* INPUT FOR THIS TASK
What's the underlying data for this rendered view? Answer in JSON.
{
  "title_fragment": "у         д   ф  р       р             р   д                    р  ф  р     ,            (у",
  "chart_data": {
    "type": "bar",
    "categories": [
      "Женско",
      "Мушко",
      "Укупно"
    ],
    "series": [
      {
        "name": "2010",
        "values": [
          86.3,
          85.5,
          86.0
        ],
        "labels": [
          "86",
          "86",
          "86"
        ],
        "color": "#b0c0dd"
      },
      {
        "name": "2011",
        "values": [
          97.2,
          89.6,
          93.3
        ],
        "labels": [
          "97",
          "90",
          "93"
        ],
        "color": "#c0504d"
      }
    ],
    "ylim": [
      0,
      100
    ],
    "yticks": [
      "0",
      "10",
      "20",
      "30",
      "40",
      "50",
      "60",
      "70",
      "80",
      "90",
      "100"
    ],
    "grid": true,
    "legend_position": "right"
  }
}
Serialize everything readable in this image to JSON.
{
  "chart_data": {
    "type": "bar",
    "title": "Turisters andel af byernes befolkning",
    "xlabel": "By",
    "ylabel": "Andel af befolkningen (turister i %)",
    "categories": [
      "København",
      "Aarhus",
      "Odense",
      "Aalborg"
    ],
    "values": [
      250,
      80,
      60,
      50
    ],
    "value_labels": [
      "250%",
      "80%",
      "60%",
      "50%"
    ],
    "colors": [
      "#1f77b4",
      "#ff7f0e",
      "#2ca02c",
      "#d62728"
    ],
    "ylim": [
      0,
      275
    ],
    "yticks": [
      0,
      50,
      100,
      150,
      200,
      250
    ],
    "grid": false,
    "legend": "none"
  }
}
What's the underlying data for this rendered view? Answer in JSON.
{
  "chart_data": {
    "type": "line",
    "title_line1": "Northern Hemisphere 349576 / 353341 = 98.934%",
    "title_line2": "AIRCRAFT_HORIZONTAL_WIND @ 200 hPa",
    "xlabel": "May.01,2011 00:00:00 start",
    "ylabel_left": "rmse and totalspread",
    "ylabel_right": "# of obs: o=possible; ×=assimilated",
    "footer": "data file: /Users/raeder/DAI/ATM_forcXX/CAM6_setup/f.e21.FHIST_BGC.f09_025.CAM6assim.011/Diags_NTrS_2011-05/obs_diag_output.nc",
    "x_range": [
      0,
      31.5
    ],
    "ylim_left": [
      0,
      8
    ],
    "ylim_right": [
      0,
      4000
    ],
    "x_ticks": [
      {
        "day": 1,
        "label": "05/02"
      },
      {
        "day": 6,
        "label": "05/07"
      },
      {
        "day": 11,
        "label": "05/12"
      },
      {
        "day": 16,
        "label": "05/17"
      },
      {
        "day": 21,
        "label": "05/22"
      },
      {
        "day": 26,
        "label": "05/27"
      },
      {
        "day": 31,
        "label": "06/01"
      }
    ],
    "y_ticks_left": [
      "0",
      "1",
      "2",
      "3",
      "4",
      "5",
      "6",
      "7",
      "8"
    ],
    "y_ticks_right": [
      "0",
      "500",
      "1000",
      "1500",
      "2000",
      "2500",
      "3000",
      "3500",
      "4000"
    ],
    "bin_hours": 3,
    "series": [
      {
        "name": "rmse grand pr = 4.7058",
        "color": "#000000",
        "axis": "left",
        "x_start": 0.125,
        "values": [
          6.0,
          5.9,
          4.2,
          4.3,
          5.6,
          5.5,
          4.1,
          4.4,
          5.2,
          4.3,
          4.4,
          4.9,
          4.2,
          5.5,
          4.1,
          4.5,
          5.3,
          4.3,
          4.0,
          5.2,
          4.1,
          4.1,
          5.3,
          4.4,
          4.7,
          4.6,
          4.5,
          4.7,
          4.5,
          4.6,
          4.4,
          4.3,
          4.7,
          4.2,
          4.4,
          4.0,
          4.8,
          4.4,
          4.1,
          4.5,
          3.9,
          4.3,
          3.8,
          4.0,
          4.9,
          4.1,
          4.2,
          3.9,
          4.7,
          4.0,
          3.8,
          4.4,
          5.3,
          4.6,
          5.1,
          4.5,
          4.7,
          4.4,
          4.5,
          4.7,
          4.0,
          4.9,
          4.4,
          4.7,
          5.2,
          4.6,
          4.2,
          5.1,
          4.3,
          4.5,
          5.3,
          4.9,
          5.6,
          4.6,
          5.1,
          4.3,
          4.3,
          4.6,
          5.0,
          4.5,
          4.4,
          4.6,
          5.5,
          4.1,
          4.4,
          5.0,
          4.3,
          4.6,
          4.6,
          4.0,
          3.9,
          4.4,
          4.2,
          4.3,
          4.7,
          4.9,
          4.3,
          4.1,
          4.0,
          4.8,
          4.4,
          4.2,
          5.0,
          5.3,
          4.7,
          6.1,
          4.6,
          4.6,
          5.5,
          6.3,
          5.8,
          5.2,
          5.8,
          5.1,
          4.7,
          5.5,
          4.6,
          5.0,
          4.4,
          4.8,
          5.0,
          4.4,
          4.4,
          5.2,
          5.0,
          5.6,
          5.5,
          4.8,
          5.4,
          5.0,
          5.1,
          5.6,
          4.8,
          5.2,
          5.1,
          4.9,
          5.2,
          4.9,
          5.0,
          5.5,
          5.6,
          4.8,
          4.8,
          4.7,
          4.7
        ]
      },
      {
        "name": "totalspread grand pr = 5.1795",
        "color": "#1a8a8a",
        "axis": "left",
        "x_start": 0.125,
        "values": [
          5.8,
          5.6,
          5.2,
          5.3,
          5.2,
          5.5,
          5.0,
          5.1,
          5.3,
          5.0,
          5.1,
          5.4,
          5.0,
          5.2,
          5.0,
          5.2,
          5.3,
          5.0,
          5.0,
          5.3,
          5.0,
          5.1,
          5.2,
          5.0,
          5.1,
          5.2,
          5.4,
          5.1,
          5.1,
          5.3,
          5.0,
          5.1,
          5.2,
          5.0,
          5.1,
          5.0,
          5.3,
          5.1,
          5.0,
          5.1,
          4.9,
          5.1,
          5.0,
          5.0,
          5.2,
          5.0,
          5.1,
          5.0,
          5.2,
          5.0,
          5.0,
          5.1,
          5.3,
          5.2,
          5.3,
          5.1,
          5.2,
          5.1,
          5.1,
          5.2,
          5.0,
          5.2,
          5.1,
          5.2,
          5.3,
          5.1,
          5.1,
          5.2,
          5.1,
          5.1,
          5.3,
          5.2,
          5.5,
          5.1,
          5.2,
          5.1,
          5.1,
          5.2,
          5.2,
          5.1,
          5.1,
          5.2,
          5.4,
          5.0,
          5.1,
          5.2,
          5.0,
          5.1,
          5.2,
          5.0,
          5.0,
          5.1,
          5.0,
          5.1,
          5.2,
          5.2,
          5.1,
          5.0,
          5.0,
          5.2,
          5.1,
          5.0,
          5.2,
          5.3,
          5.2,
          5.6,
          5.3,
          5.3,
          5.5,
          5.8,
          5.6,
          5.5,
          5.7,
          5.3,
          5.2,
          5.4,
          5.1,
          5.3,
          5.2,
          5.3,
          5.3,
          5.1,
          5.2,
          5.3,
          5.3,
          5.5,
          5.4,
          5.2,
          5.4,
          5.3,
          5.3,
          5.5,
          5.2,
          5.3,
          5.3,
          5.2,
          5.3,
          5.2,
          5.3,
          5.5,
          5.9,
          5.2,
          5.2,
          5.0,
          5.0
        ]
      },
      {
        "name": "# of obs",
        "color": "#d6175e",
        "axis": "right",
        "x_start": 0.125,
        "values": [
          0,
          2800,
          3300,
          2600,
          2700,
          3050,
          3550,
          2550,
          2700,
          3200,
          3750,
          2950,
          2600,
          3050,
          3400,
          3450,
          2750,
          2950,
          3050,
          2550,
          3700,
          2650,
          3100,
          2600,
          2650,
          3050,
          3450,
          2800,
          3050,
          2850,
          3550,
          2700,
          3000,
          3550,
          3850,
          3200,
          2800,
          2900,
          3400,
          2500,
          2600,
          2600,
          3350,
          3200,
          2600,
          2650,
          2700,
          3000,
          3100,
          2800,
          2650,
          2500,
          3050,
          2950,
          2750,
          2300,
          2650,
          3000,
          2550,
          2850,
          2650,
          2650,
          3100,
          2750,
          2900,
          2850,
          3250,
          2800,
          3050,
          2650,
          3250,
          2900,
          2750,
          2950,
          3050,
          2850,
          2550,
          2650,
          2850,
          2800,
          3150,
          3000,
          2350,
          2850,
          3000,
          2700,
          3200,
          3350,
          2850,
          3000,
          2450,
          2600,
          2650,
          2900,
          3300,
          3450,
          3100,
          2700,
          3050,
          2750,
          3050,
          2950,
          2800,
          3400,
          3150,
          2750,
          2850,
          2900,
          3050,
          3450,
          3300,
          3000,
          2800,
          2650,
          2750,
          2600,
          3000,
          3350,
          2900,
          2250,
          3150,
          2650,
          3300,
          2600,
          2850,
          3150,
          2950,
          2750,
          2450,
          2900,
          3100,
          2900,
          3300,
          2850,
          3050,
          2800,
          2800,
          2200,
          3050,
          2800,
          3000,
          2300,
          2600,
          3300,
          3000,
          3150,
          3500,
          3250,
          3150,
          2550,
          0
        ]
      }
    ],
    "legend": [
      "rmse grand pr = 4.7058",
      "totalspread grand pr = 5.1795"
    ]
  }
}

* WHAT IS NEEDED
Reproduce each line of the entries in which the word "rmse" is found.

* EXPECTED OUTPUT
    "ylabel_left": "rmse and totalspread",
        "name": "rmse grand pr = 4.7058",
      "rmse grand pr = 4.7058",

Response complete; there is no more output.